● Task instructions
Find and copy every line in the records that includes the string "latte".

•••••

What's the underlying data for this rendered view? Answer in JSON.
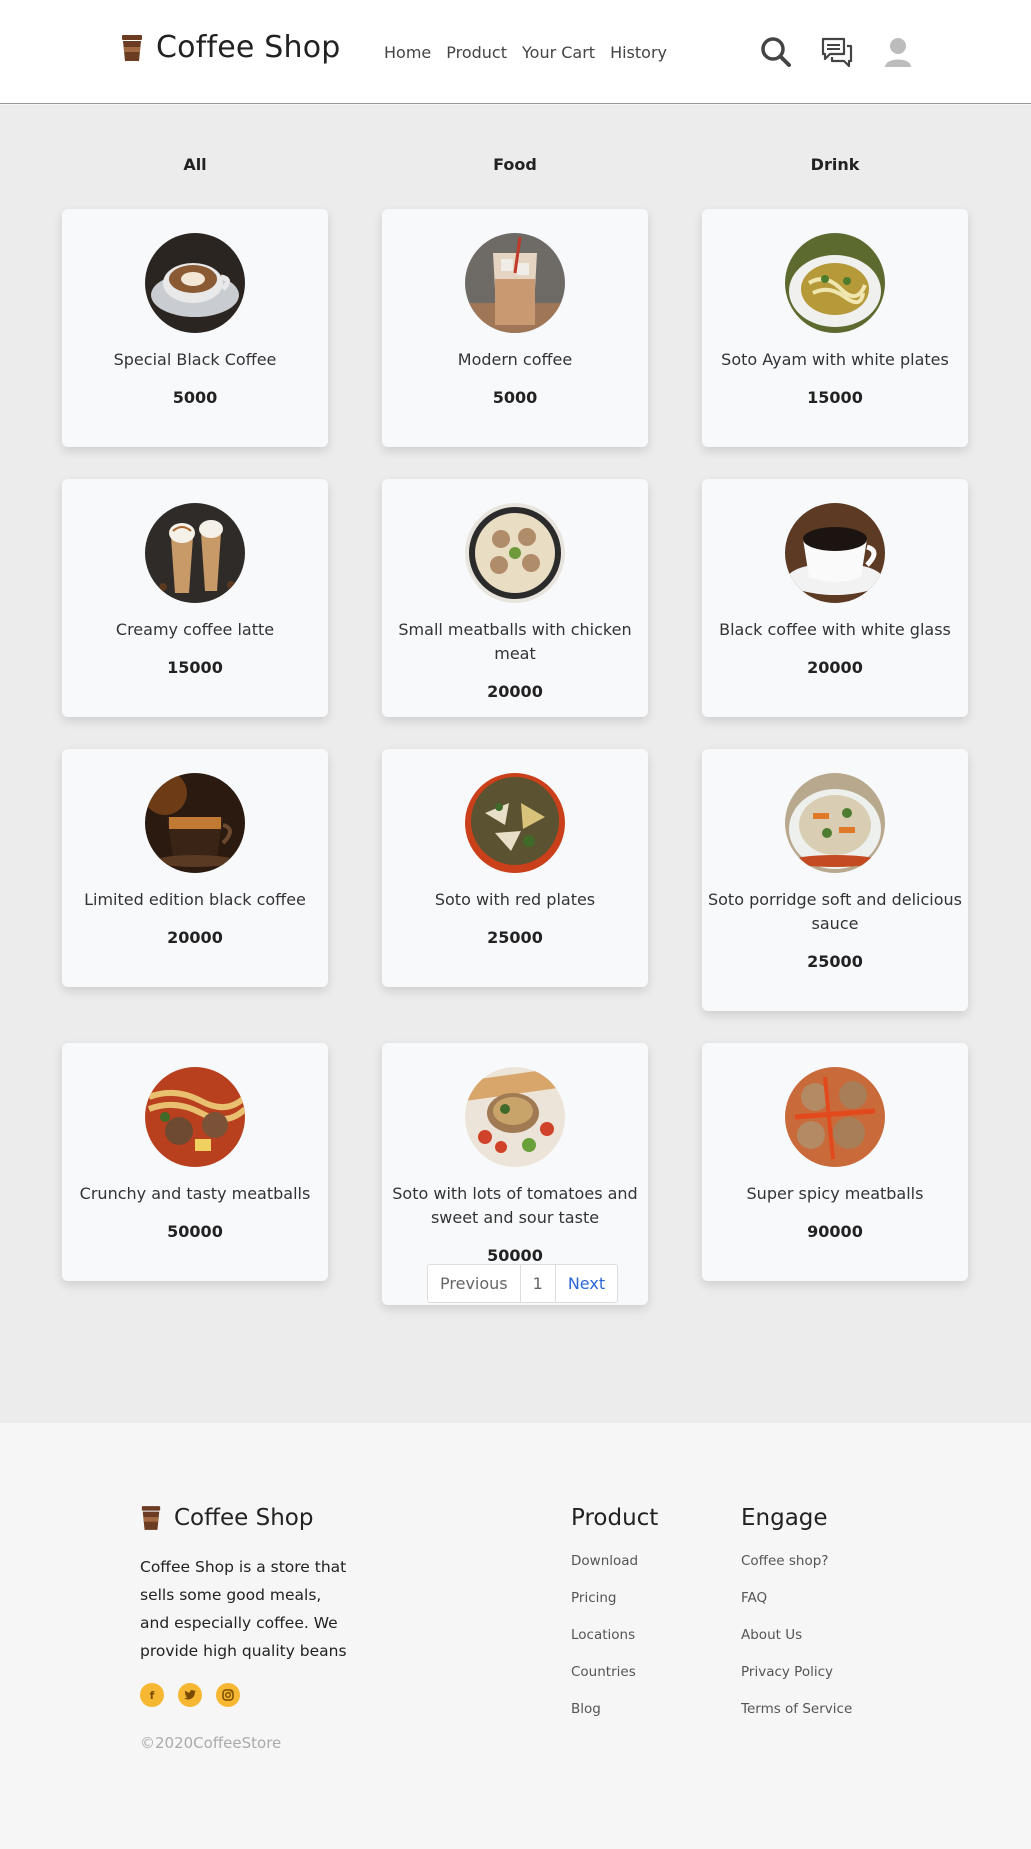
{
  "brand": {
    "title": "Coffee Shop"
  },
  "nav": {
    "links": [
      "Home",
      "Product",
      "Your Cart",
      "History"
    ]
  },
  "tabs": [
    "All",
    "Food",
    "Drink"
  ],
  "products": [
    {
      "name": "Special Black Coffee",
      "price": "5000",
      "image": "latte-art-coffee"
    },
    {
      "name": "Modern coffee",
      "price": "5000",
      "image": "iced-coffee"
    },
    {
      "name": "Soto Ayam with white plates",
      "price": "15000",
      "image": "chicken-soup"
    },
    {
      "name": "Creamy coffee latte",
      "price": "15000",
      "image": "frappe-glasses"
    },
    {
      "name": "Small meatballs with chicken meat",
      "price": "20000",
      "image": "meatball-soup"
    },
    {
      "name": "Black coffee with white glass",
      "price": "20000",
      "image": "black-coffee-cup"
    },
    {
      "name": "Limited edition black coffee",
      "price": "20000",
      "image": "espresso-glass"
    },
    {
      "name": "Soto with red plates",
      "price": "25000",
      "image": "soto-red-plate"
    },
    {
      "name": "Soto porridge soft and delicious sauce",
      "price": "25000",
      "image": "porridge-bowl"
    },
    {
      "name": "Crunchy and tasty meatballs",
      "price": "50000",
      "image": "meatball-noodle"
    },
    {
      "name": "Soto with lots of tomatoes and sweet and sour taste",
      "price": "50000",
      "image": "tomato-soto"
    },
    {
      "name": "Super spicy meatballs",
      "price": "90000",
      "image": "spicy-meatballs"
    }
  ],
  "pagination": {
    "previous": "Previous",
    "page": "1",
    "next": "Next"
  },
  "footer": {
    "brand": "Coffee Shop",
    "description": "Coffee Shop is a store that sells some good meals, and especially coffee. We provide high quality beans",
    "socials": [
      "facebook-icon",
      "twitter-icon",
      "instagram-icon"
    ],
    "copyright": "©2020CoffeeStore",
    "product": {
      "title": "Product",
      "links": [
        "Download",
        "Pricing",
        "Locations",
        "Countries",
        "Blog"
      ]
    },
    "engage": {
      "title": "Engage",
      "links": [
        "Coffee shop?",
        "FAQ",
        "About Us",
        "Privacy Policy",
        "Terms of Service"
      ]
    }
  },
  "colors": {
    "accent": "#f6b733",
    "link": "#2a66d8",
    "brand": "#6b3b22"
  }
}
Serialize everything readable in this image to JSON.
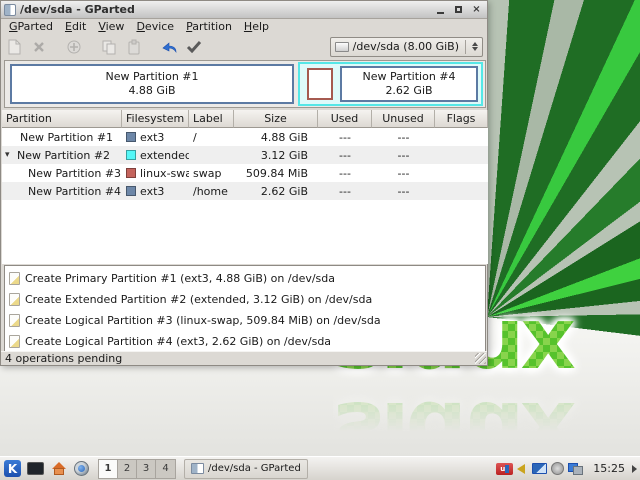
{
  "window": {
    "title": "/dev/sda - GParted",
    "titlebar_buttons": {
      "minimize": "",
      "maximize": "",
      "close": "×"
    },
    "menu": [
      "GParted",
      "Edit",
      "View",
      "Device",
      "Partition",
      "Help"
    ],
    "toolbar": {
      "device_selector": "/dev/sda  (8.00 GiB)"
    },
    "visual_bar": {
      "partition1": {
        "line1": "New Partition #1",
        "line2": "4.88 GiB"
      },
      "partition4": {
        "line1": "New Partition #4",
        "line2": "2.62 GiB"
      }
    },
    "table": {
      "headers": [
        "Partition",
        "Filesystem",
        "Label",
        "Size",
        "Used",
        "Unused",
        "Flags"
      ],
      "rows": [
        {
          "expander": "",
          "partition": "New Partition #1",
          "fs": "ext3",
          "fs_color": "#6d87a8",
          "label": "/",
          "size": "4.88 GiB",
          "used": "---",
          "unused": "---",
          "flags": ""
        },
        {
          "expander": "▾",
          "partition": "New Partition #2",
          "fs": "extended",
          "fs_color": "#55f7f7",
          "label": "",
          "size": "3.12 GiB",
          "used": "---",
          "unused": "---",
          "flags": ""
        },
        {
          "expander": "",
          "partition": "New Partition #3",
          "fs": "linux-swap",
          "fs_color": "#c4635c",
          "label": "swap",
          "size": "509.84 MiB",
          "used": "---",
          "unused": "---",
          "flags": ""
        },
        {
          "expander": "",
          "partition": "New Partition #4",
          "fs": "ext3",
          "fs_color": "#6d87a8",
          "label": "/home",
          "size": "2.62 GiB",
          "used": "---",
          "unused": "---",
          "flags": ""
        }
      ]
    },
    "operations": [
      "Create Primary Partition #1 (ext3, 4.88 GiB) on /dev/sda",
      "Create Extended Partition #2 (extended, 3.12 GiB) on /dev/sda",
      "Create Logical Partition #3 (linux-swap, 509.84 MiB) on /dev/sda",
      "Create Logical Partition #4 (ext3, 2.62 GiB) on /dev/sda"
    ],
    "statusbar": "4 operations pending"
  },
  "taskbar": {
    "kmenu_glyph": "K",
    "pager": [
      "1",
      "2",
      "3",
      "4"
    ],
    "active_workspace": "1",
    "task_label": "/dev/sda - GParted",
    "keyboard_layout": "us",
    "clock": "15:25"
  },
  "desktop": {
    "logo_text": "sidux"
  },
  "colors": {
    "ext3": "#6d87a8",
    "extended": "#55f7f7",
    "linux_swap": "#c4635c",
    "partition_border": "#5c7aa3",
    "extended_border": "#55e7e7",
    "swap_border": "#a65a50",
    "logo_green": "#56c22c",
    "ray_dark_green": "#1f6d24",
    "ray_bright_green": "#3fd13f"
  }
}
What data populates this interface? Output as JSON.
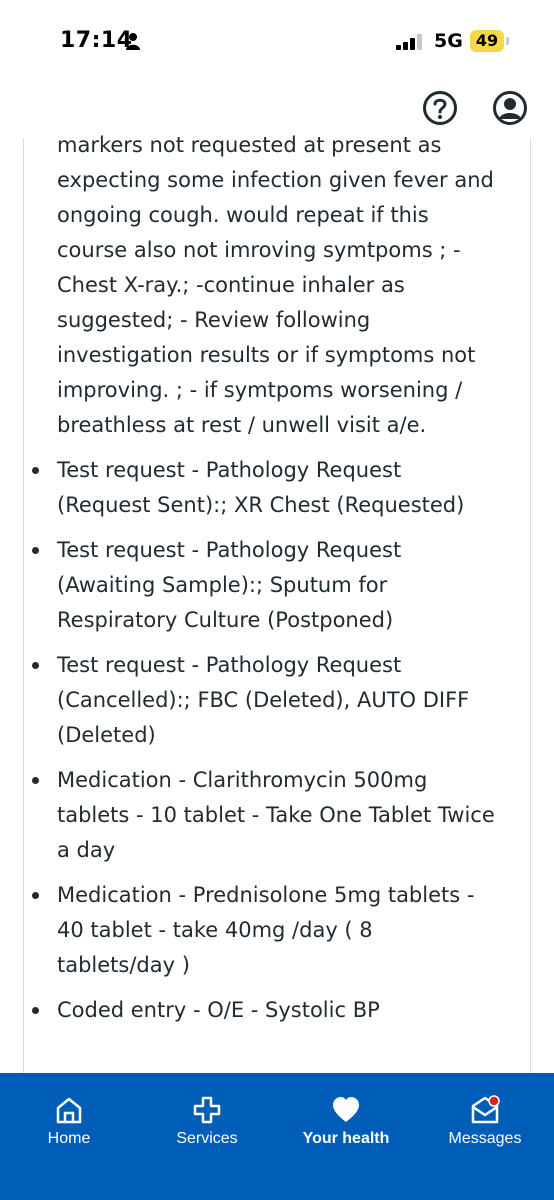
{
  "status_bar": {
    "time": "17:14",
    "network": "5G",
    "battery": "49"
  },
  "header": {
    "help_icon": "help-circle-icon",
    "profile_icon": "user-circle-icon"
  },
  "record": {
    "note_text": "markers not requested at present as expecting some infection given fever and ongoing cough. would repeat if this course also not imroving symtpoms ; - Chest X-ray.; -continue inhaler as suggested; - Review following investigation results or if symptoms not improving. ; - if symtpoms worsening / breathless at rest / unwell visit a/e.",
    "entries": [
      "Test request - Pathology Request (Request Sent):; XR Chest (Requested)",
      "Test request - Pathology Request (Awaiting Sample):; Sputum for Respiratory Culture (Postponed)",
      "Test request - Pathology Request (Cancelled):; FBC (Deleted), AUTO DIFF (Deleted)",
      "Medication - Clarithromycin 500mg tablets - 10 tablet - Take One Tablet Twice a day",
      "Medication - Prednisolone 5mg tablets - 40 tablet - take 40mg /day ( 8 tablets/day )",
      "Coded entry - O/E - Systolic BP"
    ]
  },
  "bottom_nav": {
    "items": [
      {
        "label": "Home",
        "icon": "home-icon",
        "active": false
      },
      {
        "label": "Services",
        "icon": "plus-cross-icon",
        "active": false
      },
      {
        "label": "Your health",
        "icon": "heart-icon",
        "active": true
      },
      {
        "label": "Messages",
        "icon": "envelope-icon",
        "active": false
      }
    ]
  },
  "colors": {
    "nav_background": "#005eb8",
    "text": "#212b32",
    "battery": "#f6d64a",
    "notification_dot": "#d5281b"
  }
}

•••••

● Result of the exercise
      "image": "latte-art-coffee"
      "name": "Creamy coffee latte",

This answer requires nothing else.